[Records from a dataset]
━━━━━━
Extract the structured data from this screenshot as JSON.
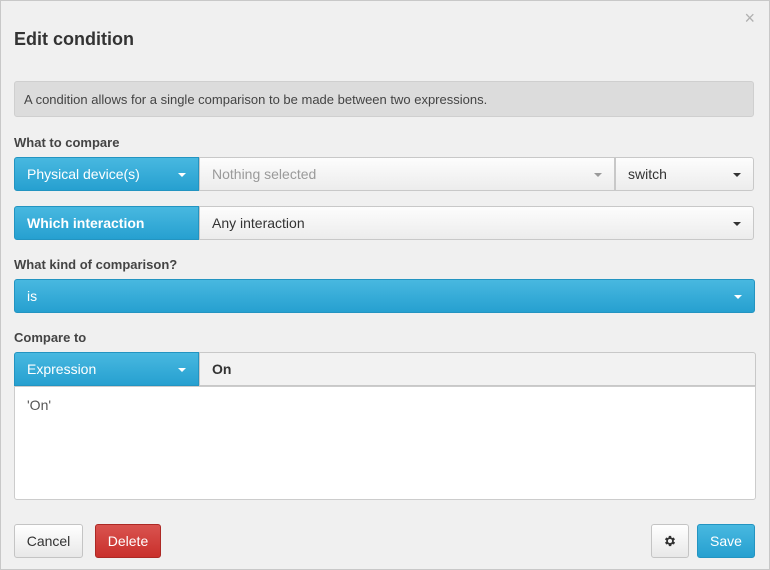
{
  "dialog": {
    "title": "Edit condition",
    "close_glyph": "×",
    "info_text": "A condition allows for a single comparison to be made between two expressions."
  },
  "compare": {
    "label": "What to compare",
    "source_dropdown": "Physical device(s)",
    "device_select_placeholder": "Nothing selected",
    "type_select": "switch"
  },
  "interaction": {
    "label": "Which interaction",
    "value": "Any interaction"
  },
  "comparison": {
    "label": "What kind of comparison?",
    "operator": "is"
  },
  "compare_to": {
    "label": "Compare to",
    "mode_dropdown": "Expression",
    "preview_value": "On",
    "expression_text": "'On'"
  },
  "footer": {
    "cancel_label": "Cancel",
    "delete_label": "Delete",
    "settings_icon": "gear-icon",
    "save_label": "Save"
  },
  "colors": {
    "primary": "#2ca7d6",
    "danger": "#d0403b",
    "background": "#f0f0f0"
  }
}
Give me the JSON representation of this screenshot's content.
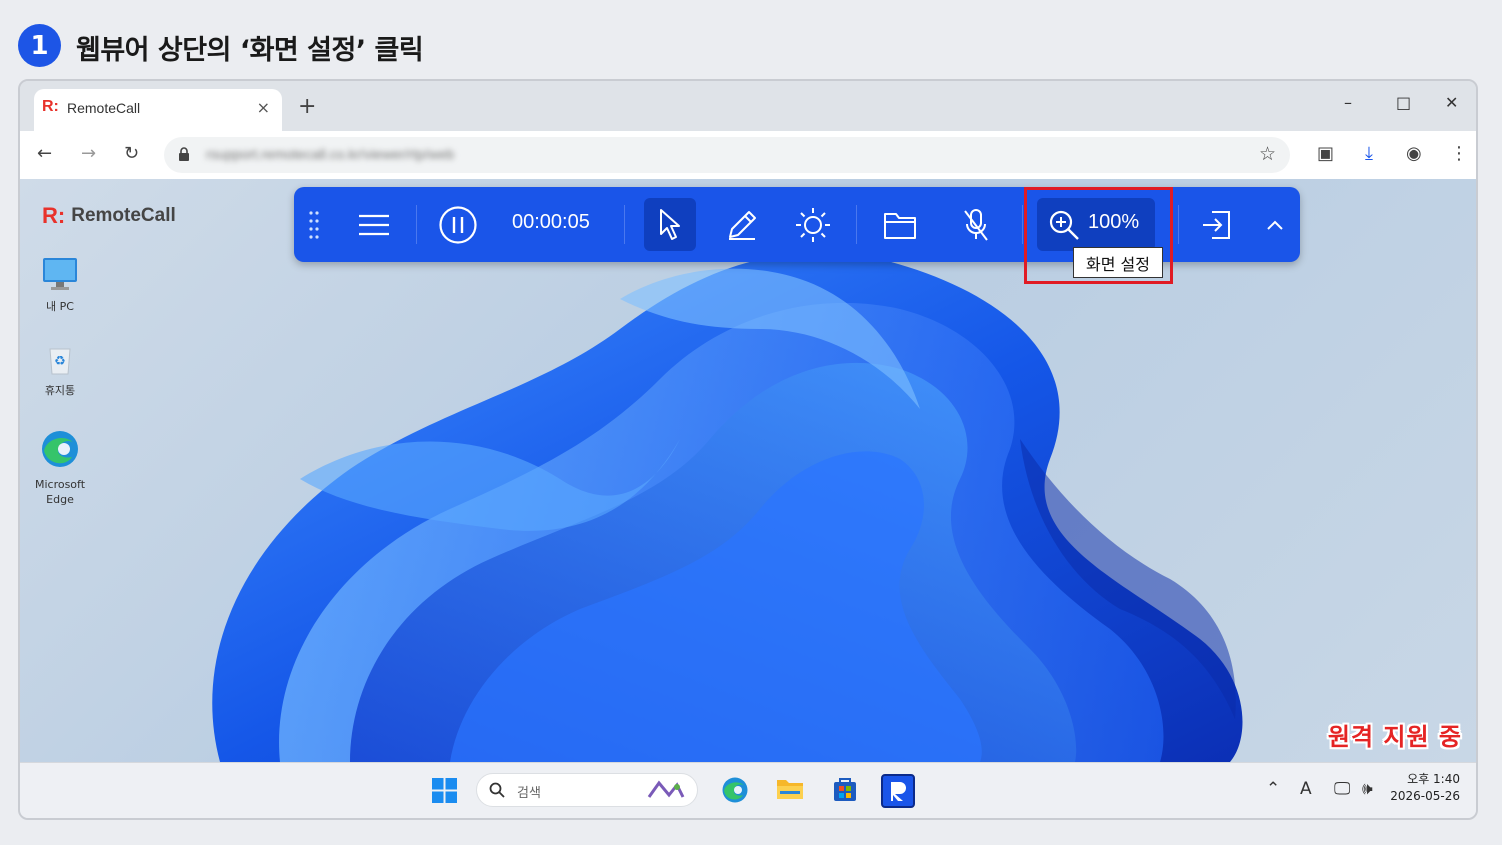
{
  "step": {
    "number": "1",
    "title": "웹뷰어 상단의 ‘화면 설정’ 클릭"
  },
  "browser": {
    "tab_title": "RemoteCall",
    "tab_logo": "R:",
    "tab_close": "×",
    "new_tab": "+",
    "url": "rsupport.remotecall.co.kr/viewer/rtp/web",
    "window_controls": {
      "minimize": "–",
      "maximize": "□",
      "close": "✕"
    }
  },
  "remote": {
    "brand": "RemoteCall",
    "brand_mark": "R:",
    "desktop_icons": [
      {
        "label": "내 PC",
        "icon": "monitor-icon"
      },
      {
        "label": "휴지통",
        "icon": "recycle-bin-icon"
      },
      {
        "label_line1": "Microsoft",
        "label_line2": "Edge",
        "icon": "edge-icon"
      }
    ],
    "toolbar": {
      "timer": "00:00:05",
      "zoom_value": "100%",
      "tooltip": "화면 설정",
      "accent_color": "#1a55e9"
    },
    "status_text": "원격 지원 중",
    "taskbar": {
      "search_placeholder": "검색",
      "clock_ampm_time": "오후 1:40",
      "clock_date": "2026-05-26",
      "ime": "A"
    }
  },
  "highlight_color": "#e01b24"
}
━━━━━━
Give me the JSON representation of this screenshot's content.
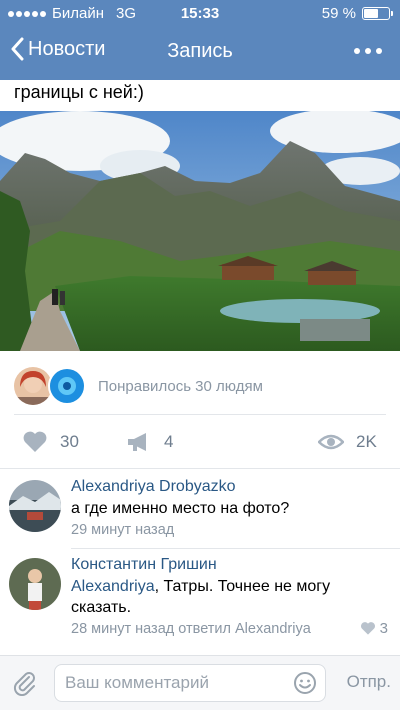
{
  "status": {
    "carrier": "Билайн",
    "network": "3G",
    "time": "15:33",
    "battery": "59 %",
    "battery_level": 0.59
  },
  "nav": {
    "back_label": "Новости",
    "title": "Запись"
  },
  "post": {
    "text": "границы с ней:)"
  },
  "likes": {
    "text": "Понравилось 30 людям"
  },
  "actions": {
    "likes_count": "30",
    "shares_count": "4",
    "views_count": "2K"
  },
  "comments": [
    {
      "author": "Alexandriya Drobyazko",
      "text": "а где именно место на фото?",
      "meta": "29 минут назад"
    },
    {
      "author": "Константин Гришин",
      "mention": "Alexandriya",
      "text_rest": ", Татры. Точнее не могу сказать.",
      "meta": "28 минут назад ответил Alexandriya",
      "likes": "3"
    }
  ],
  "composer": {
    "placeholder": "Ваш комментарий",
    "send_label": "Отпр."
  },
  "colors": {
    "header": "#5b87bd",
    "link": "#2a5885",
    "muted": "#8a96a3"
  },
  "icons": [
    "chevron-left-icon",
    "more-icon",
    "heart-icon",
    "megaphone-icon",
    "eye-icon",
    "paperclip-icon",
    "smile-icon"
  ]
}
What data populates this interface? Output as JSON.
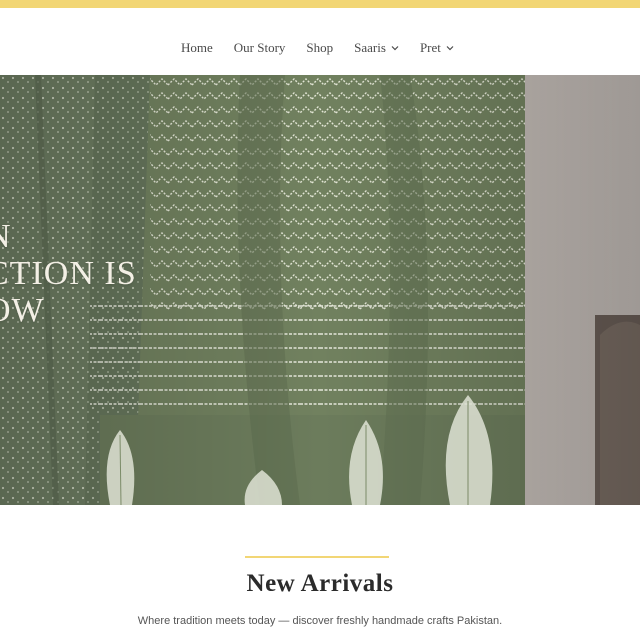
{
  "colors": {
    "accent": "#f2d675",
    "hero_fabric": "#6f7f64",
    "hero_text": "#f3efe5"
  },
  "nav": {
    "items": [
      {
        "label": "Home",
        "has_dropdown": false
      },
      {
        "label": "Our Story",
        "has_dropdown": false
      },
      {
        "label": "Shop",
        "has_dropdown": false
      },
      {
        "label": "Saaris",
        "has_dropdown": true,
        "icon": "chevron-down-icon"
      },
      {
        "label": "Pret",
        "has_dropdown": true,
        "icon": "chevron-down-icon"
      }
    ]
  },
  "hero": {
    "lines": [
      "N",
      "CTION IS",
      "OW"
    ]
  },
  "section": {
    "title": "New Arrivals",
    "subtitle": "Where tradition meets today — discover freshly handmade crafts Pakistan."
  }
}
━━━━━━
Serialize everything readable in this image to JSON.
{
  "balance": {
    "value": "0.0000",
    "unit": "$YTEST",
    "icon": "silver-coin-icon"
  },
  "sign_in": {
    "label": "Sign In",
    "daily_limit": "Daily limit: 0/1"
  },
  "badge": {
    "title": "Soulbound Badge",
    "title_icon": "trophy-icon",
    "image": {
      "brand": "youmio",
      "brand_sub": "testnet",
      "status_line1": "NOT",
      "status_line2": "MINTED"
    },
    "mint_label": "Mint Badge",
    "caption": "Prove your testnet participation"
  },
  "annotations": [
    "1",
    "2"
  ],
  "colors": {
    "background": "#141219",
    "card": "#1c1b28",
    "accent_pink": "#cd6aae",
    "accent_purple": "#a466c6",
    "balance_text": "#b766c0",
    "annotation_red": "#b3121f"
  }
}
━━━━━━
Exercise: Report only how many lines of the listing hold the word "comparison".

Answer to this problem: 3